Set task:
Set all the material down again unchanged, without the pictures.

(Data records)

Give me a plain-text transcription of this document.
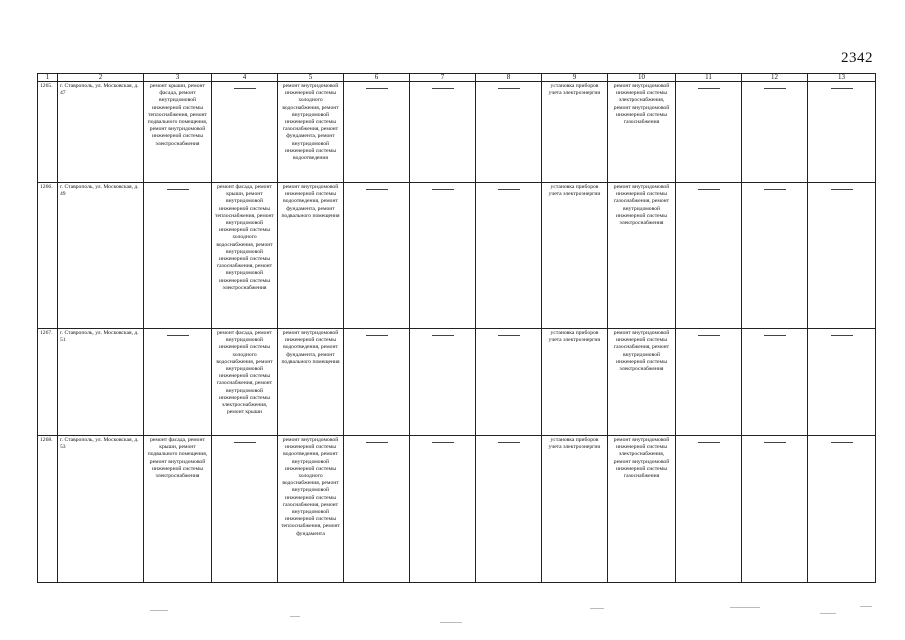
2342
1	2	3	4	5	6	7	8	9	10	11	12	13
1265.	г. Ставрополь, ул. Московская, д. 47	ремонт крыши, ремонт фасада, ремонт внутридомовой инженерной системы теплоснабжения, ремонт подвального помещения, ремонт внутридомовой инженерной системы электроснабжения		ремонт внутридомовой инженерной системы холодного водоснабжения, ремонт внутридомовой инженерной системы газоснабжения, ремонт фундамента, ремонт внутридомовой инженерной системы водоотведения				установка приборов учета электроэнергии	ремонт внутридомовой инженерной системы электроснабжения, ремонт внутридомовой инженерной системы газоснабжения			
1266.	г. Ставрополь, ул. Московская, д. 49		ремонт фасада, ремонт крыши, ремонт внутридомовой инженерной системы теплоснабжения, ремонт внутридомовой инженерной системы холодного водоснабжения, ремонт внутридомовой инженерной системы газоснабжения, ремонт внутридомовой инженерной системы электроснабжения	ремонт внутридомовой инженерной системы водоотведения, ремонт фундамента, ремонт подвального помещения				установка приборов учета электроэнергии	ремонт внутридомовой инженерной системы газоснабжения, ремонт внутридомовой инженерной системы электроснабжения			
1267.	г. Ставрополь, ул. Московская, д. 51		ремонт фасада, ремонт внутридомовой инженерной системы холодного водоснабжения, ремонт внутридомовой инженерной системы газоснабжения, ремонт внутридомовой инженерной системы электроснабжения, ремонт крыши	ремонт внутридомовой инженерной системы водоотведения, ремонт фундамента, ремонт подвального помещения				установка приборов учета электроэнергии	ремонт внутридомовой инженерной системы газоснабжения, ремонт внутридомовой инженерной системы электроснабжения			
1268.	г. Ставрополь, ул. Московская, д. 53	ремонт фасада, ремонт крыши, ремонт подвального помещения, ремонт внутридомовой инженерной системы электроснабжения		ремонт внутридомовой инженерной системы водоотведения, ремонт внутридомовой инженерной системы холодного водоснабжения, ремонт внутридомовой инженерной системы газоснабжения, ремонт внутридомовой инженерной системы теплоснабжения, ремонт фундамента				установка приборов учета электроэнергии	ремонт внутридомовой инженерной системы электроснабжения, ремонт внутридомовой инженерной системы газоснабжения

Result:
Give me a plain-text transcription of this document.
2342
1	2	3	4	5	6	7	8	9	10	11	12	13
1265.	г. Ставрополь, ул. Московская, д. 47	ремонт крыши, ремонт фасада, ремонт внутридомовой инженерной системы теплоснабжения, ремонт подвального помещения, ремонт внутридомовой инженерной системы электроснабжения		ремонт внутридомовой инженерной системы холодного водоснабжения, ремонт внутридомовой инженерной системы газоснабжения, ремонт фундамента, ремонт внутридомовой инженерной системы водоотведения				установка приборов учета электроэнергии	ремонт внутридомовой инженерной системы электроснабжения, ремонт внутридомовой инженерной системы газоснабжения			
1266.	г. Ставрополь, ул. Московская, д. 49		ремонт фасада, ремонт крыши, ремонт внутридомовой инженерной системы теплоснабжения, ремонт внутридомовой инженерной системы холодного водоснабжения, ремонт внутридомовой инженерной системы газоснабжения, ремонт внутридомовой инженерной системы электроснабжения	ремонт внутридомовой инженерной системы водоотведения, ремонт фундамента, ремонт подвального помещения				установка приборов учета электроэнергии	ремонт внутридомовой инженерной системы газоснабжения, ремонт внутридомовой инженерной системы электроснабжения			
1267.	г. Ставрополь, ул. Московская, д. 51		ремонт фасада, ремонт внутридомовой инженерной системы холодного водоснабжения, ремонт внутридомовой инженерной системы газоснабжения, ремонт внутридомовой инженерной системы электроснабжения, ремонт крыши	ремонт внутридомовой инженерной системы водоотведения, ремонт фундамента, ремонт подвального помещения				установка приборов учета электроэнергии	ремонт внутридомовой инженерной системы газоснабжения, ремонт внутридомовой инженерной системы электроснабжения			
1268.	г. Ставрополь, ул. Московская, д. 53	ремонт фасада, ремонт крыши, ремонт подвального помещения, ремонт внутридомовой инженерной системы электроснабжения		ремонт внутридомовой инженерной системы водоотведения, ремонт внутридомовой инженерной системы холодного водоснабжения, ремонт внутридомовой инженерной системы газоснабжения, ремонт внутридомовой инженерной системы теплоснабжения, ремонт фундамента				установка приборов учета электроэнергии	ремонт внутридомовой инженерной системы электроснабжения, ремонт внутридомовой инженерной системы газоснабжения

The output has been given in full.